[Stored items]
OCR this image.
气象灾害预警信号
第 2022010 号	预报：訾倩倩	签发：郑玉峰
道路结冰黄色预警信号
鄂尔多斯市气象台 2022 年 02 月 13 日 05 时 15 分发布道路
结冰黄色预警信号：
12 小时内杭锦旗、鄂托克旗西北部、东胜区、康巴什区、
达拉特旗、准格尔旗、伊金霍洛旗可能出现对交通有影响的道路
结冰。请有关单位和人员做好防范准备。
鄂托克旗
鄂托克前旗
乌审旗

**Task instructions:**
Would you reproduce the material above in full, exactly as given?

**Response:**
OCR this image.
气象灾害预警信号
第 2022010 号	预报：訾倩倩	签发：郑玉峰
道路结冰黄色预警信号
鄂尔多斯市气象台 2022 年 02 月 13 日 05 时 15 分发布道路
结冰黄色预警信号：
12 小时内杭锦旗、鄂托克旗西北部、东胜区、康巴什区、
达拉特旗、准格尔旗、伊金霍洛旗可能出现对交通有影响的道路
结冰。请有关单位和人员做好防范准备。
鄂托克旗
鄂托克前旗
乌审旗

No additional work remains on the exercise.